Extracted records
= = = = =
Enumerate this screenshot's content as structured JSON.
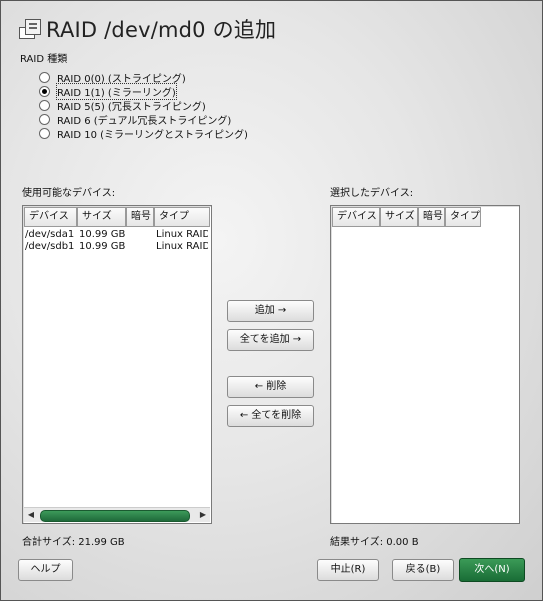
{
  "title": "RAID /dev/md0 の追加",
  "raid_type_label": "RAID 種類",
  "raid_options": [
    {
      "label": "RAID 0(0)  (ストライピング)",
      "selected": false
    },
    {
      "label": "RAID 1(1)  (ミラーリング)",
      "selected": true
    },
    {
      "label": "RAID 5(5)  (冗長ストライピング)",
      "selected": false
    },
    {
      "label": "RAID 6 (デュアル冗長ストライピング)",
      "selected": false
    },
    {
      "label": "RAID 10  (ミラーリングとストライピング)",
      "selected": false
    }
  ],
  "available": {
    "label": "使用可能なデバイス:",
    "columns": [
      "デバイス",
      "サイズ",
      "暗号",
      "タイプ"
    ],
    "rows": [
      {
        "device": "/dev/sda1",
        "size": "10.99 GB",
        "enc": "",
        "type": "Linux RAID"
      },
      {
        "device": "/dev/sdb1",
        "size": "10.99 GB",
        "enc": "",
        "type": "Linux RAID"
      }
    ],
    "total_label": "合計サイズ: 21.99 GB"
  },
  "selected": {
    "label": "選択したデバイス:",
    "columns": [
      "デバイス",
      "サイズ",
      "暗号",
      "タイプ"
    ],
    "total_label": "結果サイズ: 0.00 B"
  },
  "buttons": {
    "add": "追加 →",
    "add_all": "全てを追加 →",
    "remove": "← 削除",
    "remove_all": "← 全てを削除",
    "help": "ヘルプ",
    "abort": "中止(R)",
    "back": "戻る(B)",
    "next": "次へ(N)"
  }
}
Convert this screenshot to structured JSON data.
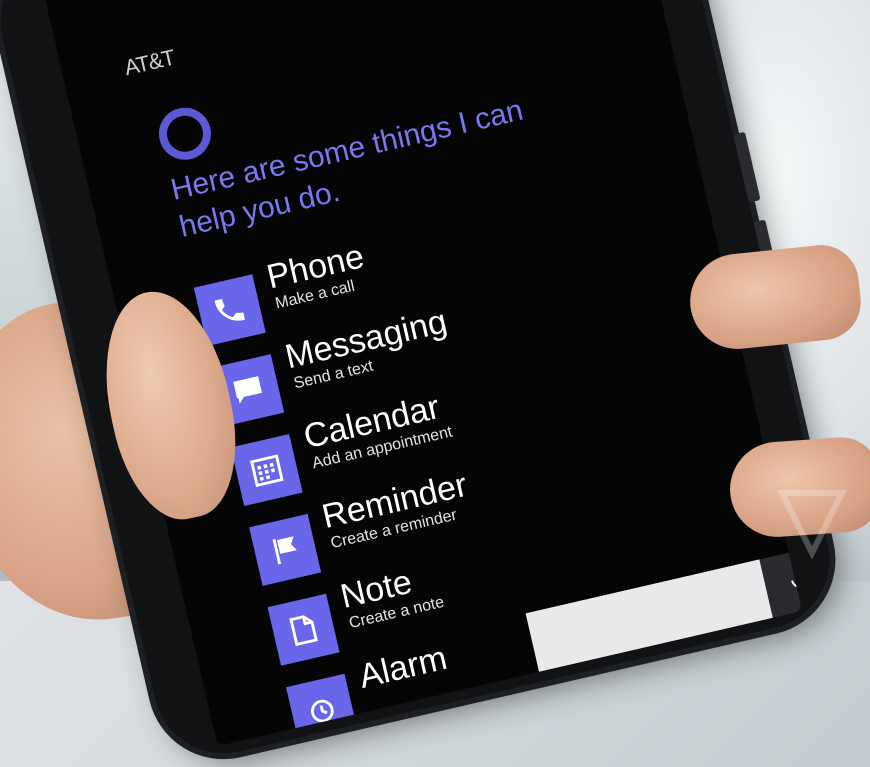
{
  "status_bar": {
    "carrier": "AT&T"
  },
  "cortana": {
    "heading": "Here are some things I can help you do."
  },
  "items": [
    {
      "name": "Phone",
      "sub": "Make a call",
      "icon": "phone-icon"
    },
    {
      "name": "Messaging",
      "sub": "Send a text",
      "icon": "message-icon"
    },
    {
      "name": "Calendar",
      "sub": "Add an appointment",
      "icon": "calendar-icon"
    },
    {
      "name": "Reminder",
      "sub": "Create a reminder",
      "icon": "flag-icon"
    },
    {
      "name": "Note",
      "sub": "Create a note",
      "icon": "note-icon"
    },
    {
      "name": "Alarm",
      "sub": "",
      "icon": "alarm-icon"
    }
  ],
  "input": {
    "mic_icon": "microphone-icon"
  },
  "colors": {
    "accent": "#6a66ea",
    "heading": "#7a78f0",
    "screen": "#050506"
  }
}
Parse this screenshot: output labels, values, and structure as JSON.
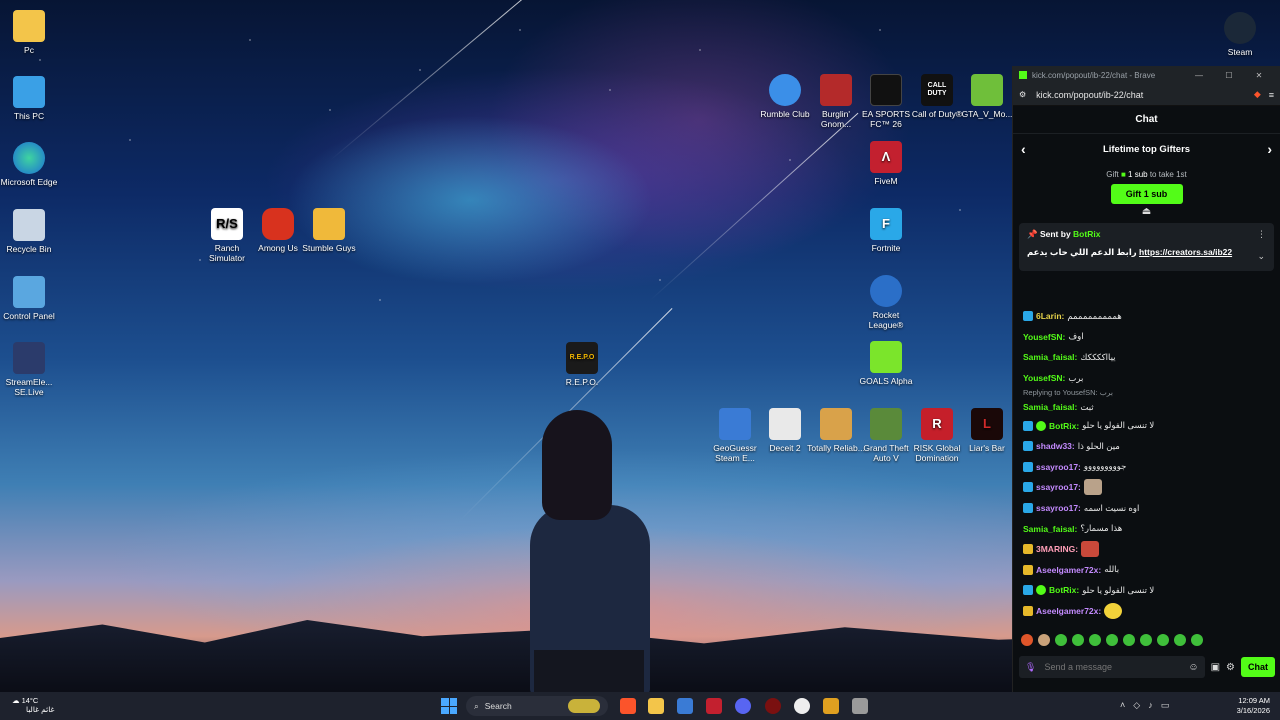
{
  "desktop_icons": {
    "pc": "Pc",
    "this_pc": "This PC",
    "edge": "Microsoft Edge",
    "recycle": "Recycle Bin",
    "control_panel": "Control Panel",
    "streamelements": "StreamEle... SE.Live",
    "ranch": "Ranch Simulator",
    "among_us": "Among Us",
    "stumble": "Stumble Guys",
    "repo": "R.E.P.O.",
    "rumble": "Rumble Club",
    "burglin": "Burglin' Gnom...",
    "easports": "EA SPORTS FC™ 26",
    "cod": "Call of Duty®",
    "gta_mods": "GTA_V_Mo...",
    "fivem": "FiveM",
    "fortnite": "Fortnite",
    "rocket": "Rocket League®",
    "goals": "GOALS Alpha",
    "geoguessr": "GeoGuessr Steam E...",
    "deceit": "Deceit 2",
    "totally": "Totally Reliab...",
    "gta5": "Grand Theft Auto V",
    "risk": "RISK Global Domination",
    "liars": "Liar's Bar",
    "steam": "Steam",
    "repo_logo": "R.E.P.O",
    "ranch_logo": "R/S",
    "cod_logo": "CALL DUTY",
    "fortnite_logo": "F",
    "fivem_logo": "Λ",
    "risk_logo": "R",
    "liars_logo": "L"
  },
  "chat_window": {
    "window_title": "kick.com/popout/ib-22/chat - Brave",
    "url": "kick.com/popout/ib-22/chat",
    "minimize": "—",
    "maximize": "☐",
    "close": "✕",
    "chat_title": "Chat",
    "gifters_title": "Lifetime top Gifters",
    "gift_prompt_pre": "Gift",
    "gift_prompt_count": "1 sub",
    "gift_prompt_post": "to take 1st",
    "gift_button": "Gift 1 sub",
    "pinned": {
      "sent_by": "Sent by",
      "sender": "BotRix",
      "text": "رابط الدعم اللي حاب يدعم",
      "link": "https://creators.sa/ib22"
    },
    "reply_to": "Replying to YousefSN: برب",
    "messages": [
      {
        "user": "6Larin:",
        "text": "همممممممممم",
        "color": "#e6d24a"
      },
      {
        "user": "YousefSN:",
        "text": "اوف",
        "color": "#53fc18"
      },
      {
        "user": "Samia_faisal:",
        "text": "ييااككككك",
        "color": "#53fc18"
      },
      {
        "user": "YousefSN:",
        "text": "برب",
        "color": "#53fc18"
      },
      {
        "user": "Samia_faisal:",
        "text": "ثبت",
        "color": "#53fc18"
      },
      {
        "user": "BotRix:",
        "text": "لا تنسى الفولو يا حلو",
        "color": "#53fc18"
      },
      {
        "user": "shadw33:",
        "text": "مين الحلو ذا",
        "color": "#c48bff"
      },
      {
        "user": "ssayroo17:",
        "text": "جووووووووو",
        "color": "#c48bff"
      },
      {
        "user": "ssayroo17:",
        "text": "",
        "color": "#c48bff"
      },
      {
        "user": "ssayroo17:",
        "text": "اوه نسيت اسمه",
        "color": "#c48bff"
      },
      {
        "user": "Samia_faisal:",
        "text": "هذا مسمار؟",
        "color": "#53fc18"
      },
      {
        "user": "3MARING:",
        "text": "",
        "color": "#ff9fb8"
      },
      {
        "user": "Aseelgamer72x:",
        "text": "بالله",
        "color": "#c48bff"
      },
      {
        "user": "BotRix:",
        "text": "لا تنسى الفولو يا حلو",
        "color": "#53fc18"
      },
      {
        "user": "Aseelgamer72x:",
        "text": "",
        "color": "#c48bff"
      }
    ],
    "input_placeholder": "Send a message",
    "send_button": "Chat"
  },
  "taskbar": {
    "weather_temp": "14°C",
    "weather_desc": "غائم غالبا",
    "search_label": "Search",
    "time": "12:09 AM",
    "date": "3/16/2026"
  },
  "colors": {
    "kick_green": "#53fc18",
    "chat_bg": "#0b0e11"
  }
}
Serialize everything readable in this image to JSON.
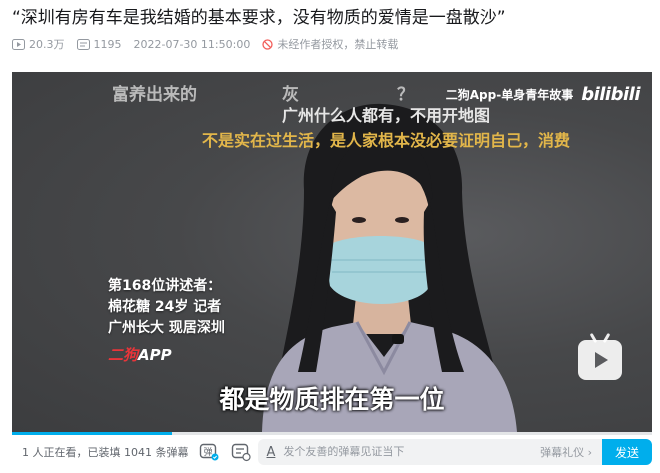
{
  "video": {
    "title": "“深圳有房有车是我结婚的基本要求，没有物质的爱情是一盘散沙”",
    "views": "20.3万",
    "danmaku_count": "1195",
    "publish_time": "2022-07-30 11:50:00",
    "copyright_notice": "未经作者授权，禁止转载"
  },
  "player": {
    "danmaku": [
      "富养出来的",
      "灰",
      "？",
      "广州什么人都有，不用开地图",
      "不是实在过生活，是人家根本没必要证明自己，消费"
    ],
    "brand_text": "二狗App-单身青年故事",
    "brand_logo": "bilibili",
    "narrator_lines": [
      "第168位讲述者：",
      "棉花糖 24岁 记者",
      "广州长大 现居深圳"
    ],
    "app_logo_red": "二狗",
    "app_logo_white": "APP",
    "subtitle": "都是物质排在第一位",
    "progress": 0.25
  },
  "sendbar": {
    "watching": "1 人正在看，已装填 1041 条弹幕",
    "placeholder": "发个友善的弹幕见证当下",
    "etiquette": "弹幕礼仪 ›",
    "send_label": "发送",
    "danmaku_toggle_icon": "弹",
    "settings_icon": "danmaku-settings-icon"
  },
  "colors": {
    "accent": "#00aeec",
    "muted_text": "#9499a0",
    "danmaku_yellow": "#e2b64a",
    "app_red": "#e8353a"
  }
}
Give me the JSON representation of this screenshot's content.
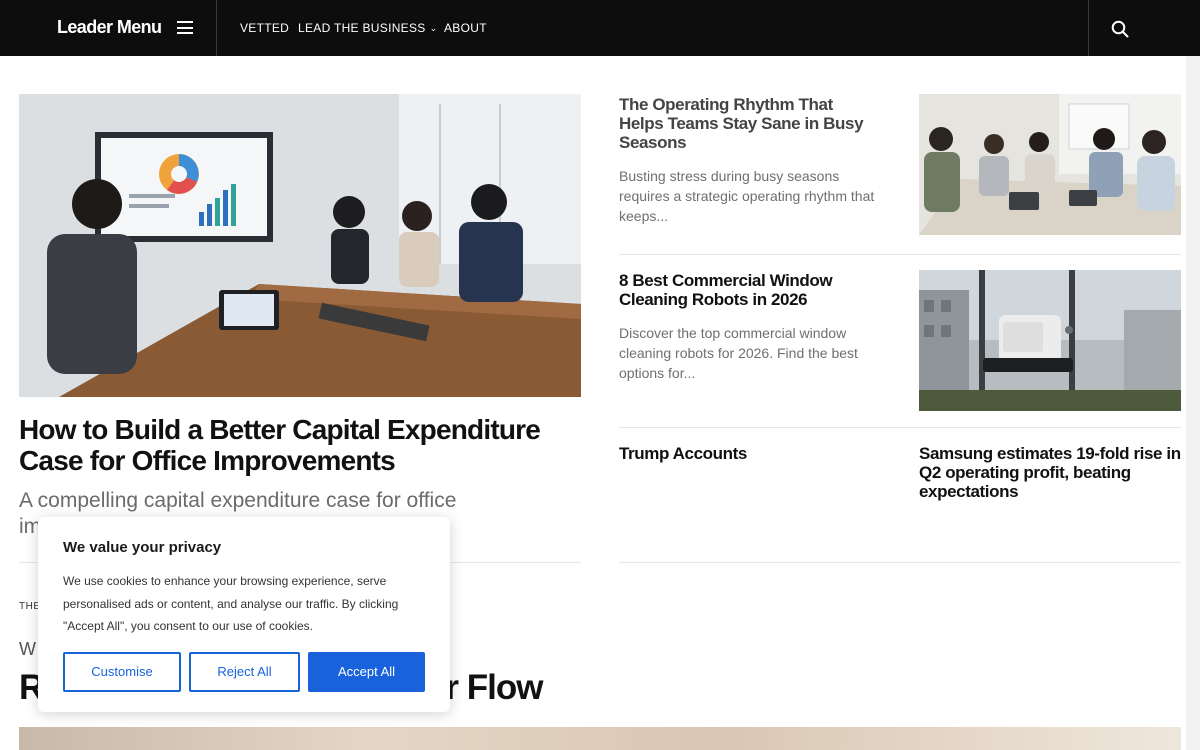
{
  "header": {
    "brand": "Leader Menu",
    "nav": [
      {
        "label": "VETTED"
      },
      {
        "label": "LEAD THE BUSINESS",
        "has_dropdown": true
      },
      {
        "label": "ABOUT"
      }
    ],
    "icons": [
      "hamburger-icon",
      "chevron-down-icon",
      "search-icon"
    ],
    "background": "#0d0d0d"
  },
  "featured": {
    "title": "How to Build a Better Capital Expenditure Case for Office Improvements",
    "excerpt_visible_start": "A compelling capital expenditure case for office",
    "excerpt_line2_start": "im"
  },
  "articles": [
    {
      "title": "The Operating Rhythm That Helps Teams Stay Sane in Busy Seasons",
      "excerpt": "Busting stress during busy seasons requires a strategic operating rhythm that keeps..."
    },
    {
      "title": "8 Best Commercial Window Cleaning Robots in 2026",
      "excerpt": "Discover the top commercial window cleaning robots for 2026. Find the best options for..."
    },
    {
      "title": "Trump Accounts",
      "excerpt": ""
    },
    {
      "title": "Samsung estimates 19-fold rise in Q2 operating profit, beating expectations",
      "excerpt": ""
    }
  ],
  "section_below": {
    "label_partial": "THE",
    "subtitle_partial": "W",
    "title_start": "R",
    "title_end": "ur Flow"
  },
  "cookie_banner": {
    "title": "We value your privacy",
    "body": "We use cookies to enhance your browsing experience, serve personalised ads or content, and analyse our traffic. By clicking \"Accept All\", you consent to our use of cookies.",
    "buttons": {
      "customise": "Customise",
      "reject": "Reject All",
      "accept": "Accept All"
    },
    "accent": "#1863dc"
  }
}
= = = = =
Where a line contains the string "Accept", extract that line.

    "body": "We use cookies to enhance your browsing experience, serve personalised ads or content, and analyse our traffic. By clicking \"Accept All\", you consent to our use of cookies.",
      "accept": "Accept All"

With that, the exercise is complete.